[Start Data section]
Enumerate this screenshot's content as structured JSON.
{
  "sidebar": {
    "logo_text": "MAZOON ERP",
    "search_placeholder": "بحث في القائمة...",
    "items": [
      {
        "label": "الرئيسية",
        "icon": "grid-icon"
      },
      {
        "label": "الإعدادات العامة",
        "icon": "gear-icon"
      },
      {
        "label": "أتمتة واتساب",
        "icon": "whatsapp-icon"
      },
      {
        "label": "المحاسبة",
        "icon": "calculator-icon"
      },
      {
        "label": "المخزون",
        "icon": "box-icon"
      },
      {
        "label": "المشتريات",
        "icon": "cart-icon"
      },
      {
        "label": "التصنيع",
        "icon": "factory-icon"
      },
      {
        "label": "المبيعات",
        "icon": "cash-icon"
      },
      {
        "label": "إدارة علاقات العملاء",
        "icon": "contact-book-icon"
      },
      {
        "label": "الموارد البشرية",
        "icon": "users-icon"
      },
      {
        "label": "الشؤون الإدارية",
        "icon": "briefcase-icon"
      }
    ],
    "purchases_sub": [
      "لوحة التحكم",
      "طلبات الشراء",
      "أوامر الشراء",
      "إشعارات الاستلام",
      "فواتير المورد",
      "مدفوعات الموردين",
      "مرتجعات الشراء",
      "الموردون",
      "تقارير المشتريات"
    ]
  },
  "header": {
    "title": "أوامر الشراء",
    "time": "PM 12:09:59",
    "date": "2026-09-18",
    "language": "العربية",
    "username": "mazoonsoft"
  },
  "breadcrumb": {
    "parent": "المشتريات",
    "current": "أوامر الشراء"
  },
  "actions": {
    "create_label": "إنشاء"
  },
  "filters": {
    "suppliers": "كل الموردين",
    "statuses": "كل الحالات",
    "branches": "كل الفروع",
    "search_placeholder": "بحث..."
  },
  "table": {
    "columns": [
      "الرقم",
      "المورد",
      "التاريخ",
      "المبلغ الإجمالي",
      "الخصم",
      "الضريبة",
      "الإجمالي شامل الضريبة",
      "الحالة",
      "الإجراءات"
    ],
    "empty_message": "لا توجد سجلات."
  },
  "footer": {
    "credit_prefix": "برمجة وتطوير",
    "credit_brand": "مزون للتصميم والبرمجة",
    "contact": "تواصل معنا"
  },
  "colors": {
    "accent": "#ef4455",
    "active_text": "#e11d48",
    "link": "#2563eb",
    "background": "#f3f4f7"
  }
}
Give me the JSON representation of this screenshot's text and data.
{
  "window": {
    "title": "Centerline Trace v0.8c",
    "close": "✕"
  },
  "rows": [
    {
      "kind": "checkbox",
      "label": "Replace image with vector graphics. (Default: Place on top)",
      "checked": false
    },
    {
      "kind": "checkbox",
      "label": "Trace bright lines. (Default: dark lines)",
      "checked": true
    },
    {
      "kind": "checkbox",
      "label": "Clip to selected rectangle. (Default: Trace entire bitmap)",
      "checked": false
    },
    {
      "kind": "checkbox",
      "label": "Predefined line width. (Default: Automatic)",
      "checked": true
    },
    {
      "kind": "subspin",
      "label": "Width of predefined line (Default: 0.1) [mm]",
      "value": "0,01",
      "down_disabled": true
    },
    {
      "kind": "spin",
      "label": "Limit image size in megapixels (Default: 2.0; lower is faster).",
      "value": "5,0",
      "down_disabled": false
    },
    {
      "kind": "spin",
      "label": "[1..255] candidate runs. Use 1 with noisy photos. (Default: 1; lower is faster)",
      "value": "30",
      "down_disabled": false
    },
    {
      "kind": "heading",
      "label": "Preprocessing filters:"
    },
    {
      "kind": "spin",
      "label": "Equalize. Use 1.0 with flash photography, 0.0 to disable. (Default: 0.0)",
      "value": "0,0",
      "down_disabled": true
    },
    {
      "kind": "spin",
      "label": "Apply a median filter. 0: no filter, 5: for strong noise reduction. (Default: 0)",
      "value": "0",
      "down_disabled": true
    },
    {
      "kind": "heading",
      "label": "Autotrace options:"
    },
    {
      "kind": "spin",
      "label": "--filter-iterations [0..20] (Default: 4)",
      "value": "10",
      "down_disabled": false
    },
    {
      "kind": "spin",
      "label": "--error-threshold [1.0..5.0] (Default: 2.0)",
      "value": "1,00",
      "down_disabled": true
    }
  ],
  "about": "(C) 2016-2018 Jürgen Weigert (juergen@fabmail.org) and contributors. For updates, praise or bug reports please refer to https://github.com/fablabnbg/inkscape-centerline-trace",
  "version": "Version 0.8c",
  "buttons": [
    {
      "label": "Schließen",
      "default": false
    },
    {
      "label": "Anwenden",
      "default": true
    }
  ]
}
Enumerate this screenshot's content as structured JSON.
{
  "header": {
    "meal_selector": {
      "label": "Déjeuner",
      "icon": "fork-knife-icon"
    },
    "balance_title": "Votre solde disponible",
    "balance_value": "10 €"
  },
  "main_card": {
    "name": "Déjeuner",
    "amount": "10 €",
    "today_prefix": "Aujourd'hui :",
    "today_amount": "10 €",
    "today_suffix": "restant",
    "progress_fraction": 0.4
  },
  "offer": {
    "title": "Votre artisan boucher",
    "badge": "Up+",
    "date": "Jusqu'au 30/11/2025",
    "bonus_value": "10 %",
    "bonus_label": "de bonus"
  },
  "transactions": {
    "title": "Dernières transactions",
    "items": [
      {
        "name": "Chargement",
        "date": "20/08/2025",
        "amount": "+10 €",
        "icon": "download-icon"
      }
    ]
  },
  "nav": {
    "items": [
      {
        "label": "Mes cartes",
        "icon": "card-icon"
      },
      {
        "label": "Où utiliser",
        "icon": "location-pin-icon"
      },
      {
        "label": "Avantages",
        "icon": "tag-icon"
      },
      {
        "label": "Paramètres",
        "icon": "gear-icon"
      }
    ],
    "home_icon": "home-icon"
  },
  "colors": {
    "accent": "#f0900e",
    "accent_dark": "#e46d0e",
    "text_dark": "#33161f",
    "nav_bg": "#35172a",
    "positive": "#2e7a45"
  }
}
[End Data section]
* _Problem to solve_
Tell how many lines of the material above hold "أوامر", answering with a bare number.

* _Problem solution_
3